Figure collection entries:
____
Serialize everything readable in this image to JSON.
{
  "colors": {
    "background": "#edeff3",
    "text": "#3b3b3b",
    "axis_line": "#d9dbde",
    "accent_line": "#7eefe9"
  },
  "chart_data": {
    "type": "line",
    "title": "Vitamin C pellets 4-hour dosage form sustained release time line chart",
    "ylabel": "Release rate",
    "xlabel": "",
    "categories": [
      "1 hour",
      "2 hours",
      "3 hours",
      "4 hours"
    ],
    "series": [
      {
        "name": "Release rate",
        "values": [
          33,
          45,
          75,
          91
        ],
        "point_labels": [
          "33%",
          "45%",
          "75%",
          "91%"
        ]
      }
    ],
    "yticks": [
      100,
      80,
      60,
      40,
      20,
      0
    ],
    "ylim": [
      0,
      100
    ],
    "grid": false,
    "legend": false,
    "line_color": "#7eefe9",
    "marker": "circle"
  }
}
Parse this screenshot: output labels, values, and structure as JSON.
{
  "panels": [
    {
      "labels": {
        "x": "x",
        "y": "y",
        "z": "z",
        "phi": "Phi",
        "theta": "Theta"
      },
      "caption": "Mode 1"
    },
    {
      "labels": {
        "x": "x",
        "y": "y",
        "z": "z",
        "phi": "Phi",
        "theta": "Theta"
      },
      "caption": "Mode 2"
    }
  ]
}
____
§ **Your objective**:
Copy only the stretch running from the line containing "Parse this screenshot: output" to the final line of the entries, both ends included, exactly as it stands.

§ **Response to the task**:
Parse this screenshot: output labels, values, and structure as JSON.
{
  "panels": [
    {
      "labels": {
        "x": "x",
        "y": "y",
        "z": "z",
        "phi": "Phi",
        "theta": "Theta"
      },
      "caption": "Mode 1"
    },
    {
      "labels": {
        "x": "x",
        "y": "y",
        "z": "z",
        "phi": "Phi",
        "theta": "Theta"
      },
      "caption": "Mode 2"
    }
  ]
}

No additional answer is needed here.